> [WORK REQUIRED]: Continue the forum discussion about whether seeming boring or being unable to drive puts off a romantic interest, picking up right after its final post.

You're the only one who thinks so, Aisha, but thanks for the kind sentiments regardless.


Aisha said:
VanillaCreme said:
Aisha said:
Boring vs Interesting is subjective, isn't? As in, it depends on who you ask. Someone who is out all night partying isn't my idea of interesting either, although it might be to many other people. We're all boring to someone. Don't worry skid row, you're someone's idea of just exactly right.

Sure, it's subjective. It really depends on the person. Partying and the club scene is actually boring to me. I don't see the point of it. And I'm boring myself. Maybe that's why I don't mind. I would just figure that boring or interesting, aren't they considered personality or characteristics?

That's true, boring or interesting are characteristics. Or words people usually use to describe someone's personality. I was a bit puzzled when I read the question. Not sure how you can be attracted to someone's personality and also be put off by him being boring. Maybe skid row meant abilities, skills, and that sort of thing? hmm..
I suppose I meant along the lines of say for example, a woman thinks of a man "he seems like a nice guy" but then talks to him for a while and finds him dull. It took me around half an hour of conversation to completely put off a woman who was interested in me (for a short while at least)... if that isn't depressing I don't know what is.
 
I did have a question that's been on my mind for a while. For the girls: How would you feel about hanging out with a guy who doesn't have a car/can't drive? I've got vision issues that stop me from doing so and that's always been a huge fear of mine. Finally working up the courage to ask someone out, then having to tell them I can't get around on my own if it's not on foot/bike/via bus. Maybe it's just my apprehension, but to me that would seem like a major turn-off.
 
Shiloh253 said:
I did have a question that's been on my mind for a while. For the girls: How would you feel about hanging out with a guy who doesn't have a car/can't drive? I've got vision issues that stop me from doing so and that's always been a huge fear of mine. Finally working up the courage to ask someone out, then having to tell them I can't get around on my own if it's not on foot/bike/via bus. Maybe it's just my apprehension, but to me that would seem like a major turn-off.

If you live out in the middle of nowhere or far away it might be a slight inconvenience at times, but I don't see why it would stop anyone from hanging out with you or having a relationship with you.
Not everyone can drive, not everyone wants to drive. It wouldn't bother me at all.

> [THE DATA]:
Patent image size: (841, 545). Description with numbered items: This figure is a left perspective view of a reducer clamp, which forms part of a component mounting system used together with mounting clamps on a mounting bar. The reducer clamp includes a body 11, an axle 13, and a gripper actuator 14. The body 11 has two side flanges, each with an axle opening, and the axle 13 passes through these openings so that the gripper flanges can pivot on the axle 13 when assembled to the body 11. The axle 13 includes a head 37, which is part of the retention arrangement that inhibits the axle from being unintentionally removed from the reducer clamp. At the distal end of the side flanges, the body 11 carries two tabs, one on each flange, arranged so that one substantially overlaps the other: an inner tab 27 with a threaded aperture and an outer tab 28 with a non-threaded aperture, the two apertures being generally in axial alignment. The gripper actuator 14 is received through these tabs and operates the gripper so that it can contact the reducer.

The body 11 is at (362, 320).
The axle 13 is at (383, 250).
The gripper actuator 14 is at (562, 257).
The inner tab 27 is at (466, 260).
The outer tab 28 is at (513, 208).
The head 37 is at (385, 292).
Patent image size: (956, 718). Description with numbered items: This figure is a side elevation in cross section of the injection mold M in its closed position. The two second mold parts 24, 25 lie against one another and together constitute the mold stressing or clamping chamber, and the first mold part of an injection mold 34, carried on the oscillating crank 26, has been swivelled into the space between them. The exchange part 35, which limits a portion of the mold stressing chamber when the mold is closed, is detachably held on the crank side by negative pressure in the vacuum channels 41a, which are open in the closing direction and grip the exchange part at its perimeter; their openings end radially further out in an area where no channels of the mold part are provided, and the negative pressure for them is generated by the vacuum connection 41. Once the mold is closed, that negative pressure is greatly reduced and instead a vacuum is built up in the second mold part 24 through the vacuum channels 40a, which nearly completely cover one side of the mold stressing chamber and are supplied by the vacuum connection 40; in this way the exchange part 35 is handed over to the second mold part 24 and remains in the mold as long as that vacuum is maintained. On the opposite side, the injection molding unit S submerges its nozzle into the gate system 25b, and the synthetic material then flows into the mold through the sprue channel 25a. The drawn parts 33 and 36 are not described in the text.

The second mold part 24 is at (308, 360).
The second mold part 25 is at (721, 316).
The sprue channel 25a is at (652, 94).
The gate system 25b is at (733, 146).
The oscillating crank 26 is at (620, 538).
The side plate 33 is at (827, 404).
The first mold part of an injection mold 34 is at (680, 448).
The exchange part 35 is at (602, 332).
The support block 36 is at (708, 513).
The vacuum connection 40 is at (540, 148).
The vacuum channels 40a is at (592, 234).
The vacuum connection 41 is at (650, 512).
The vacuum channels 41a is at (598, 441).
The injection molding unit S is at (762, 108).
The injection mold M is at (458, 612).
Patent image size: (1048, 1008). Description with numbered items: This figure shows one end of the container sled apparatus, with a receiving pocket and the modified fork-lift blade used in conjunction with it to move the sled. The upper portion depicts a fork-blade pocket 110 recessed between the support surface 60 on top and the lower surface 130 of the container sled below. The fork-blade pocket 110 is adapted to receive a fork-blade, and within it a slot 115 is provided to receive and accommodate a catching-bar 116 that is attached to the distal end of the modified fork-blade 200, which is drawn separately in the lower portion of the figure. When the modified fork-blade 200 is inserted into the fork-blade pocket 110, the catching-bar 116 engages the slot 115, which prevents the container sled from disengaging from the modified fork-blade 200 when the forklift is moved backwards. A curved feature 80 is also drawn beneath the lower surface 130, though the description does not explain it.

> [RESULT FOR THIS EXERCISE]:
TheRealCallie said:
Shiloh253 said:
I did have a question that's been on my mind for a while. For the girls: How would you feel about hanging out with a guy who doesn't have a car/can't drive? I've got vision issues that stop me from doing so and that's always been a huge fear of mine. Finally working up the courage to ask someone out, then having to tell them I can't get around on my own if it's not on foot/bike/via bus. Maybe it's just my apprehension, but to me that would seem like a major turn-off.

If you live out in the middle of nowhere or far away it might be a slight inconvenience at times, but I don't see why it would stop anyone from hanging out with you or having a relationship with you.
Not everyone can drive, not everyone wants to drive. It wouldn't bother me at all.

I live in the definition of "middle of nowhere" :p What surprised me is that I asked this question on another forum, but left out the part about my vision issues and just said that I didn't have a car or license. Almost every response was "If a man can't drive me around he must be weak/insecure" or "then he must have done something bad to get it taken away or doesn't care about the person he's dating".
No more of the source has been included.